===== DATA SUPPLIED
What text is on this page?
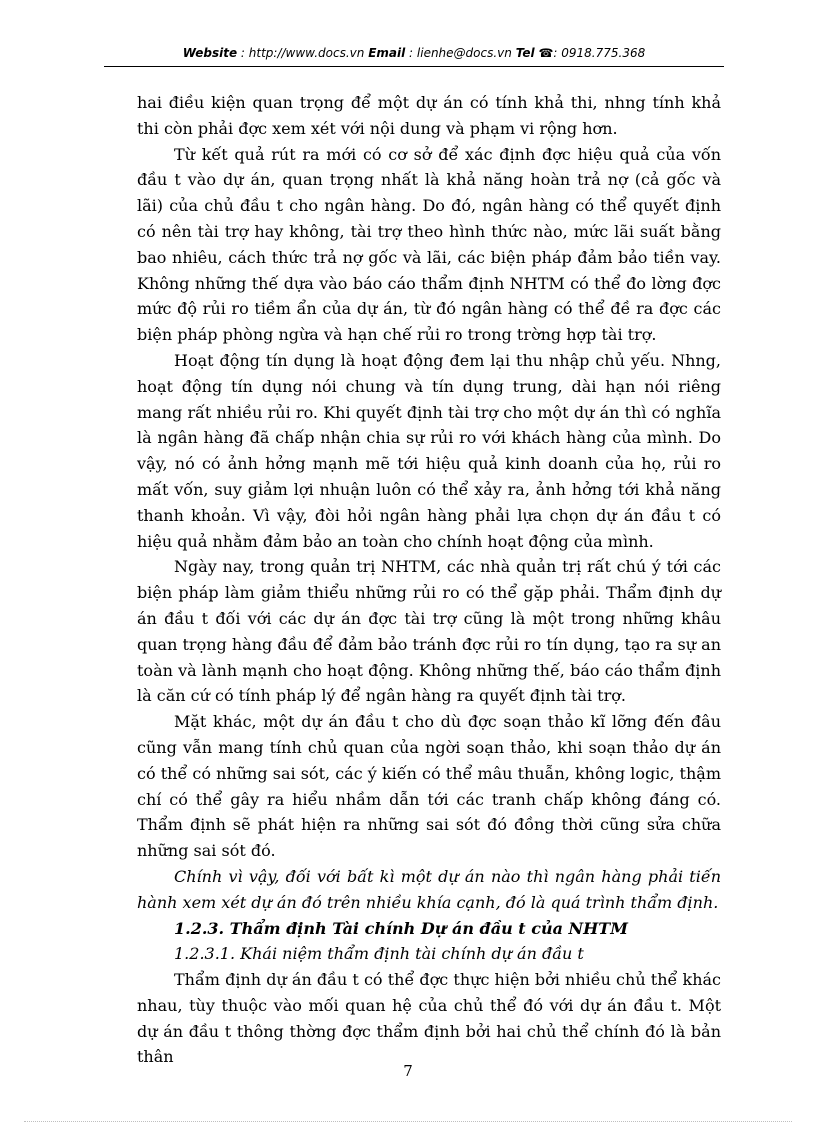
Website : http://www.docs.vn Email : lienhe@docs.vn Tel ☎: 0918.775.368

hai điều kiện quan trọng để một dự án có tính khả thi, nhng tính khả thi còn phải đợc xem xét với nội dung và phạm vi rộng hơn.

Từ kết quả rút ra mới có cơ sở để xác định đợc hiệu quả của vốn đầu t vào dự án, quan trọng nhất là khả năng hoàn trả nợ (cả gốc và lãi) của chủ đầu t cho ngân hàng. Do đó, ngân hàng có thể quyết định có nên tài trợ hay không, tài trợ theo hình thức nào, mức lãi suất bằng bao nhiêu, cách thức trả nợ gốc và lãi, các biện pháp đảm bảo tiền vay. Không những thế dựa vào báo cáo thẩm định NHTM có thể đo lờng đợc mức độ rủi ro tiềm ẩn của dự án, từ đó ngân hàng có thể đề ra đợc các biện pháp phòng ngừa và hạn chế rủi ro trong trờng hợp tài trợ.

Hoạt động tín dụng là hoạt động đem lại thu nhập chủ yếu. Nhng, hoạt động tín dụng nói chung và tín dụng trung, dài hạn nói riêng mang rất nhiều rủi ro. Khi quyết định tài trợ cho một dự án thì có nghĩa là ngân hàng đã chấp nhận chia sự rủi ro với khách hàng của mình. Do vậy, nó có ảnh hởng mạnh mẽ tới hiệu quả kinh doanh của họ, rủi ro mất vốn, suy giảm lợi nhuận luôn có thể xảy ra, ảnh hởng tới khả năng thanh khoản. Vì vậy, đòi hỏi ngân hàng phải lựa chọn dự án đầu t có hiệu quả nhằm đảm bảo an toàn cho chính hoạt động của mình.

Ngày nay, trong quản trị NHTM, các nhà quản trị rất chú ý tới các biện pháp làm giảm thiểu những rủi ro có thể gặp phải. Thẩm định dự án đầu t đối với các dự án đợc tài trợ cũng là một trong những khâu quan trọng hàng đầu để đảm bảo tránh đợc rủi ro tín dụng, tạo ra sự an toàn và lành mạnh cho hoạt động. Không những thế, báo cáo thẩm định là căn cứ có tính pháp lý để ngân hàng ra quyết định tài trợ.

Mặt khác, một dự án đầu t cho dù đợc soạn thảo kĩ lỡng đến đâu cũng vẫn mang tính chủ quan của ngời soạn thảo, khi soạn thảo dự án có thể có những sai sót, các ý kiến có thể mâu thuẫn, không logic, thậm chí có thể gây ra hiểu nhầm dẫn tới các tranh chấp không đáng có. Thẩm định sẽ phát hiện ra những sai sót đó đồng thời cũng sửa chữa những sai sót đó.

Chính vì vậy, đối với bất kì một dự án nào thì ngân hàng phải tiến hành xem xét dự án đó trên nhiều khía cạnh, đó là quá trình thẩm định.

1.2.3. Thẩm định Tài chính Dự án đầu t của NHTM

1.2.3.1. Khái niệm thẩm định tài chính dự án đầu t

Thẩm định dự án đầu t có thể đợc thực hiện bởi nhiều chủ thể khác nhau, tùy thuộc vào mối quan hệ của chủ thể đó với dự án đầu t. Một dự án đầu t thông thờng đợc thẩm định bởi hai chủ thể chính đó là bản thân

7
==========
■ **WRITTEN TASK**: Look through the entries above for the word "toàn". Copy every line where it shows up.

■ **FULL SOLUTION**:
Hoạt động tín dụng là hoạt động đem lại thu nhập chủ yếu. Nhng, hoạt động tín dụng nói chung và tín dụng trung, dài hạn nói riêng mang rất nhiều rủi ro. Khi quyết định tài trợ cho một dự án thì có nghĩa là ngân hàng đã chấp nhận chia sự rủi ro với khách hàng của mình. Do vậy, nó có ảnh hởng mạnh mẽ tới hiệu quả kinh doanh của họ, rủi ro mất vốn, suy giảm lợi nhuận luôn có thể xảy ra, ảnh hởng tới khả năng thanh khoản. Vì vậy, đòi hỏi ngân hàng phải lựa chọn dự án đầu t có hiệu quả nhằm đảm bảo an toàn cho chính hoạt động của mình.
Ngày nay, trong quản trị NHTM, các nhà quản trị rất chú ý tới các biện pháp làm giảm thiểu những rủi ro có thể gặp phải. Thẩm định dự án đầu t đối với các dự án đợc tài trợ cũng là một trong những khâu quan trọng hàng đầu để đảm bảo tránh đợc rủi ro tín dụng, tạo ra sự an toàn và lành mạnh cho hoạt động. Không những thế, báo cáo thẩm định là căn cứ có tính pháp lý để ngân hàng ra quyết định tài trợ.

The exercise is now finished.